[PROBLEMS TO SOLVE]
A: Name every person mentioned by name in the Arrow and R benchmark thread below.
B: In the Arrow and R benchmark thread below, on which project's mailing list was there a recent conversation about the potential use of Arrow?
C: Write the next few lines of the Arrow and R benchmark thread below, picking up after its final sentence.

[SELECTED TEXT]
========================

Re: Arrow and R benchmark

Wes McKinney Wed, 13 Feb 2019 13:26:50 -0800

Would someone like to make some feature requests to Google or engage
with them in another way? I have interacted with GCP in the past; I
think it would be helpful for them to hear from other Arrow users or
community members since I have been quite public as a carrier of the
Arrow banner.


On Tue, Feb 5, 2019 at 12:11 AM Micah Kornfield <emkornfi...@gmail.com> wrote:
>
> Disclaimer: I work for Google (not on BQ).  Everything I'm going to write
> reflects my own opinions, not those of my company.
>
> Jonathan and Wes,
>
> One way of trying to get support for this is filing a feature request at
> [1] and getting broader customer support for it.  Another possible way of
> gaining broader exposure within Google is collaborating with other open
> source projects that it contributes to.  For instance there was a
> conversation recently about the potential use of Arrow on the Apache Beam
> mailing list [2].  I will try to post a link to this thread internally, but
> I can't make any promises and likely not give any updates on progress.

========================

[SOURCE EXCERPT]

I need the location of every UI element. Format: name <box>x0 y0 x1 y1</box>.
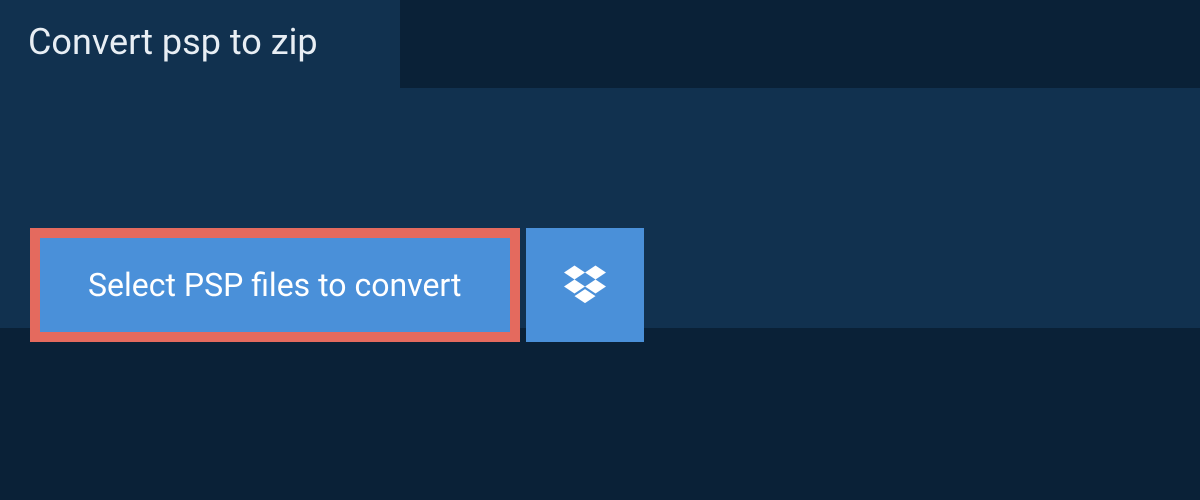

========================

[RESPONSES]
A: Wes McKinney, Micah Kornfield, Jonathan

B: The Apache Beam mailing list.

C:
>
> This is also very much my own opinion, but I think in order to expose Arrow
> in a public API it would be nice to reach a stable major release (i.e.
> 1.0.0) and ensure Arrow properly supports big query data-types
> appropriately [3], (I think it mostly does but date/time might be an issue).
>
> [1]
> https://cloud.google.com/support/docs/issue-trackers#search_for_or_create_bugs_and_feature_requests_by_product
> [2]
> https://lists.apache.org/thread.html/32cbbe587016cd0ac9e1f7b1de457b0bd69936c88dfdc734ffa366db@%3Cdev.beam.apache.org%3E
> [3] https://cloud.google.com/bigquery/docs/reference/standard-sql/data-types
>
>
> On Monday, February 4, 2019, Wes McKinney <wesmck...@gmail.com> wrote:
>
> > Arrow support would be an obvious win for BigQuery. I've spoken with
> > people at Google Cloud about this in several occasions.
> >
> > With the gRPC / Flight work coming along it might be a good
> > opportunity to rekindle the discussion. If anyone from GCP is reading
> > or if you know anyone at GCP who might be able to work with us I would
> > be very interested.
> >
> > One hurdle for BigQuery is that my understanding is that Google has
> > policies in place that make it more difficult to take on external
> > library dependencies in a sensitive system like Dremel / BigQuery. So
> > someone from Google might have to develop an in-house Arrow
> > implementation sufficient to send Arrow datasets from BigQuery to
> > clients. The scope of that project is small enough (requiring only
> > Flatbuffers as a dependency) that a motivated C or C++ developer at
> > Google ought to be able to get it done in a month or two of focused
> > work.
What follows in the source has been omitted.